Problem to work on
Transcribe every line exactly. Leave the pictures behind.
— Start of Dataset records —
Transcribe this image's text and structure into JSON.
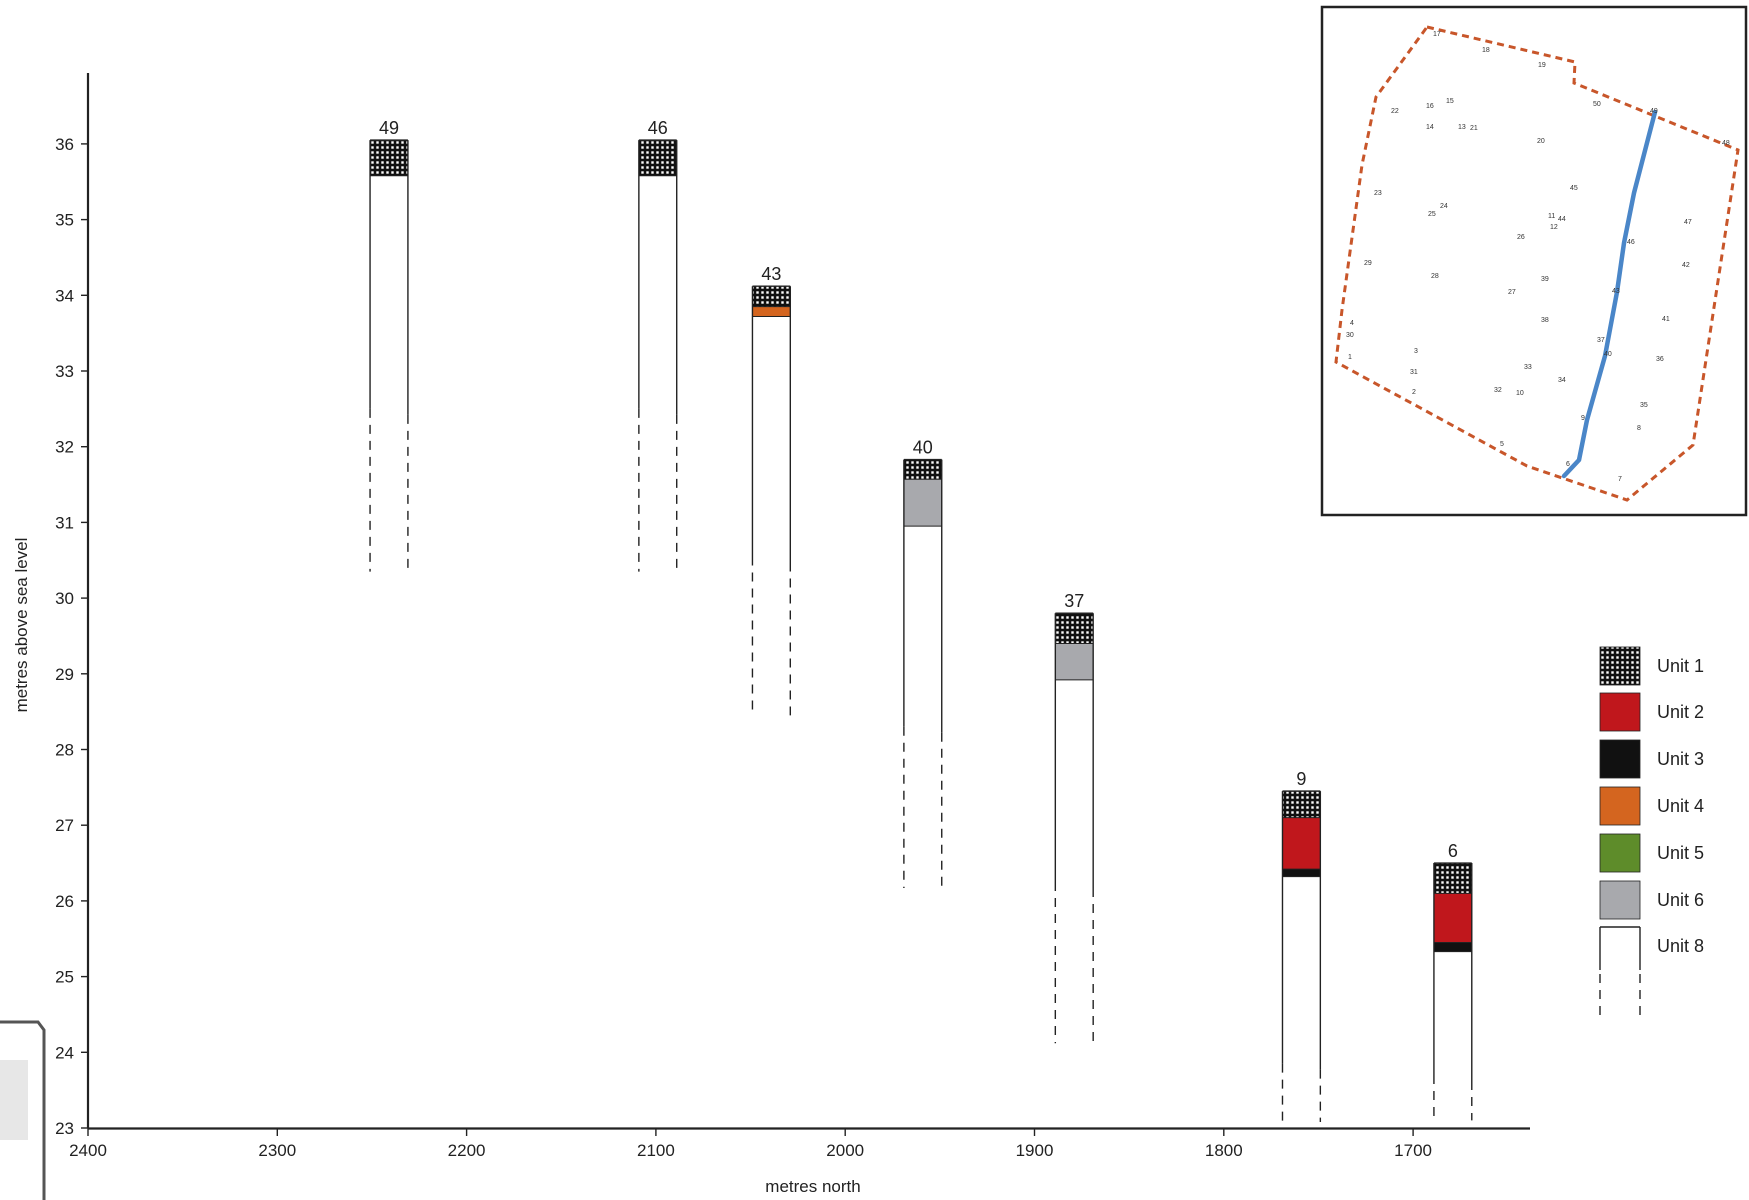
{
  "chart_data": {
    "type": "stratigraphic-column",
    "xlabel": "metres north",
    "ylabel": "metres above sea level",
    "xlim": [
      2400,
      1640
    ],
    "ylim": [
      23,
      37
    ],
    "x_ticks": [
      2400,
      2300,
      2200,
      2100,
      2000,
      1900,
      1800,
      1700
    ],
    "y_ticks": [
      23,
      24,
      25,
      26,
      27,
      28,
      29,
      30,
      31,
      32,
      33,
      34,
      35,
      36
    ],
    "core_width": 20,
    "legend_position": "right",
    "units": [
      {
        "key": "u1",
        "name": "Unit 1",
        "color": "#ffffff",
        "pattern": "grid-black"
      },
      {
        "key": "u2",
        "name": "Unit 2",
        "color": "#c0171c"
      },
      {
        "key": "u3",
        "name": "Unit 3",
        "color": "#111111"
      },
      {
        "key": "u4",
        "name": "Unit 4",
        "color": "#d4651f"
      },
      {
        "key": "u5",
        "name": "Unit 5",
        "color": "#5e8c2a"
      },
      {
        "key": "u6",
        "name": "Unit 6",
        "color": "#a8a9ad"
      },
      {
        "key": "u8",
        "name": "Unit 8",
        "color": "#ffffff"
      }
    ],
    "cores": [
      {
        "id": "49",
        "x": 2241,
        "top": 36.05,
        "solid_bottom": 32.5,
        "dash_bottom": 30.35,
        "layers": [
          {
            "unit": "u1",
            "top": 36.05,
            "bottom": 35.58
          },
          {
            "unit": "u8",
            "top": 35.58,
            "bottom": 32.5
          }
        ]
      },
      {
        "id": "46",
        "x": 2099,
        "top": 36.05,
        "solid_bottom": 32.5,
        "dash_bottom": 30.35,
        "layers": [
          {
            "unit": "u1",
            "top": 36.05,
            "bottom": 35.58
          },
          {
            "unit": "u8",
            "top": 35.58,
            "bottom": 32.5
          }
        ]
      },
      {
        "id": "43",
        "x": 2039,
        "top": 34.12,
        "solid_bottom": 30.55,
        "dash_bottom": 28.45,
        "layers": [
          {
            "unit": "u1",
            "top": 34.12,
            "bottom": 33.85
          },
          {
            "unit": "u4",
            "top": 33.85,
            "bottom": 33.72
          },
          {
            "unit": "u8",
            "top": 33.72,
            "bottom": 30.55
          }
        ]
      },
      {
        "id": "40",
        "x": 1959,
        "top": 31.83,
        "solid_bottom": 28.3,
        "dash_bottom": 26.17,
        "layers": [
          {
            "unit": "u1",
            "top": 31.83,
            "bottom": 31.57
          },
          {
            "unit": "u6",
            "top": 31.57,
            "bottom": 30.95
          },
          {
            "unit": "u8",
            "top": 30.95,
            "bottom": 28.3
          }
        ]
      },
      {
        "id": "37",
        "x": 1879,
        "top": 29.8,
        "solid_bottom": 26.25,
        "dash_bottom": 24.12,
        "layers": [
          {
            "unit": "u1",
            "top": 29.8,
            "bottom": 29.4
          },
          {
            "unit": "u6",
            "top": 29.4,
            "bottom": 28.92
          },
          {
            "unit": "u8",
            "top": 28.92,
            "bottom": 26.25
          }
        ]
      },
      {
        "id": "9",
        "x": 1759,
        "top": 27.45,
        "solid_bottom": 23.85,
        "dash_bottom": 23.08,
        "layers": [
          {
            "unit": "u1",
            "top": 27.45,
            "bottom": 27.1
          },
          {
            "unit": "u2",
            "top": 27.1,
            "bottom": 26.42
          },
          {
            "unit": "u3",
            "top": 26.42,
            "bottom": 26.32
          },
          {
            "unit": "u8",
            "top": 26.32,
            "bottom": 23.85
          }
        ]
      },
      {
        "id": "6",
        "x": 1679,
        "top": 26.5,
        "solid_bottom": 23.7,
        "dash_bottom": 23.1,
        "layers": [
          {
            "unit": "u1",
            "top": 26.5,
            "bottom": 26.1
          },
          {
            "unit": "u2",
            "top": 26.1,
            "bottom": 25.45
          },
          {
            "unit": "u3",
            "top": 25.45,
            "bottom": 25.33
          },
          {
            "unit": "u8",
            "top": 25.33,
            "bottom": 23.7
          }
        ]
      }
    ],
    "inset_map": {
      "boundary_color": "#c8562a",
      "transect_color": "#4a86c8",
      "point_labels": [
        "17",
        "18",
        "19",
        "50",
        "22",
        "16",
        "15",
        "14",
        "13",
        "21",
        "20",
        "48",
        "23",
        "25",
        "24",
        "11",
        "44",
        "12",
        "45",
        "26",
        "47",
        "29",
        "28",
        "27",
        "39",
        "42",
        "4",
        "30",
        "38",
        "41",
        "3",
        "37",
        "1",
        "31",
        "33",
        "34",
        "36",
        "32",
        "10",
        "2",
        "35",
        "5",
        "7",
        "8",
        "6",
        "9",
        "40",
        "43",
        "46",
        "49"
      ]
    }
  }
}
— End of Dataset records —
Written solution
Transcribe this image's text and structure into JSON.
{
  "chart_data": {
    "type": "stratigraphic-column",
    "xlabel": "metres north",
    "ylabel": "metres above sea level",
    "xlim": [
      2400,
      1640
    ],
    "ylim": [
      23,
      37
    ],
    "x_ticks": [
      2400,
      2300,
      2200,
      2100,
      2000,
      1900,
      1800,
      1700
    ],
    "y_ticks": [
      23,
      24,
      25,
      26,
      27,
      28,
      29,
      30,
      31,
      32,
      33,
      34,
      35,
      36
    ],
    "core_width": 20,
    "legend_position": "right",
    "units": [
      {
        "key": "u1",
        "name": "Unit 1",
        "color": "#ffffff",
        "pattern": "grid-black"
      },
      {
        "key": "u2",
        "name": "Unit 2",
        "color": "#c0171c"
      },
      {
        "key": "u3",
        "name": "Unit 3",
        "color": "#111111"
      },
      {
        "key": "u4",
        "name": "Unit 4",
        "color": "#d4651f"
      },
      {
        "key": "u5",
        "name": "Unit 5",
        "color": "#5e8c2a"
      },
      {
        "key": "u6",
        "name": "Unit 6",
        "color": "#a8a9ad"
      },
      {
        "key": "u8",
        "name": "Unit 8",
        "color": "#ffffff"
      }
    ],
    "cores": [
      {
        "id": "49",
        "x": 2241,
        "top": 36.05,
        "solid_bottom": 32.5,
        "dash_bottom": 30.35,
        "layers": [
          {
            "unit": "u1",
            "top": 36.05,
            "bottom": 35.58
          },
          {
            "unit": "u8",
            "top": 35.58,
            "bottom": 32.5
          }
        ]
      },
      {
        "id": "46",
        "x": 2099,
        "top": 36.05,
        "solid_bottom": 32.5,
        "dash_bottom": 30.35,
        "layers": [
          {
            "unit": "u1",
            "top": 36.05,
            "bottom": 35.58
          },
          {
            "unit": "u8",
            "top": 35.58,
            "bottom": 32.5
          }
        ]
      },
      {
        "id": "43",
        "x": 2039,
        "top": 34.12,
        "solid_bottom": 30.55,
        "dash_bottom": 28.45,
        "layers": [
          {
            "unit": "u1",
            "top": 34.12,
            "bottom": 33.85
          },
          {
            "unit": "u4",
            "top": 33.85,
            "bottom": 33.72
          },
          {
            "unit": "u8",
            "top": 33.72,
            "bottom": 30.55
          }
        ]
      },
      {
        "id": "40",
        "x": 1959,
        "top": 31.83,
        "solid_bottom": 28.3,
        "dash_bottom": 26.17,
        "layers": [
          {
            "unit": "u1",
            "top": 31.83,
            "bottom": 31.57
          },
          {
            "unit": "u6",
            "top": 31.57,
            "bottom": 30.95
          },
          {
            "unit": "u8",
            "top": 30.95,
            "bottom": 28.3
          }
        ]
      },
      {
        "id": "37",
        "x": 1879,
        "top": 29.8,
        "solid_bottom": 26.25,
        "dash_bottom": 24.12,
        "layers": [
          {
            "unit": "u1",
            "top": 29.8,
            "bottom": 29.4
          },
          {
            "unit": "u6",
            "top": 29.4,
            "bottom": 28.92
          },
          {
            "unit": "u8",
            "top": 28.92,
            "bottom": 26.25
          }
        ]
      },
      {
        "id": "9",
        "x": 1759,
        "top": 27.45,
        "solid_bottom": 23.85,
        "dash_bottom": 23.08,
        "layers": [
          {
            "unit": "u1",
            "top": 27.45,
            "bottom": 27.1
          },
          {
            "unit": "u2",
            "top": 27.1,
            "bottom": 26.42
          },
          {
            "unit": "u3",
            "top": 26.42,
            "bottom": 26.32
          },
          {
            "unit": "u8",
            "top": 26.32,
            "bottom": 23.85
          }
        ]
      },
      {
        "id": "6",
        "x": 1679,
        "top": 26.5,
        "solid_bottom": 23.7,
        "dash_bottom": 23.1,
        "layers": [
          {
            "unit": "u1",
            "top": 26.5,
            "bottom": 26.1
          },
          {
            "unit": "u2",
            "top": 26.1,
            "bottom": 25.45
          },
          {
            "unit": "u3",
            "top": 25.45,
            "bottom": 25.33
          },
          {
            "unit": "u8",
            "top": 25.33,
            "bottom": 23.7
          }
        ]
      }
    ],
    "inset_map": {
      "boundary_color": "#c8562a",
      "transect_color": "#4a86c8",
      "point_labels": [
        "17",
        "18",
        "19",
        "50",
        "22",
        "16",
        "15",
        "14",
        "13",
        "21",
        "20",
        "48",
        "23",
        "25",
        "24",
        "11",
        "44",
        "12",
        "45",
        "26",
        "47",
        "29",
        "28",
        "27",
        "39",
        "42",
        "4",
        "30",
        "38",
        "41",
        "3",
        "37",
        "1",
        "31",
        "33",
        "34",
        "36",
        "32",
        "10",
        "2",
        "35",
        "5",
        "7",
        "8",
        "6",
        "9",
        "40",
        "43",
        "46",
        "49"
      ]
    }
  }
}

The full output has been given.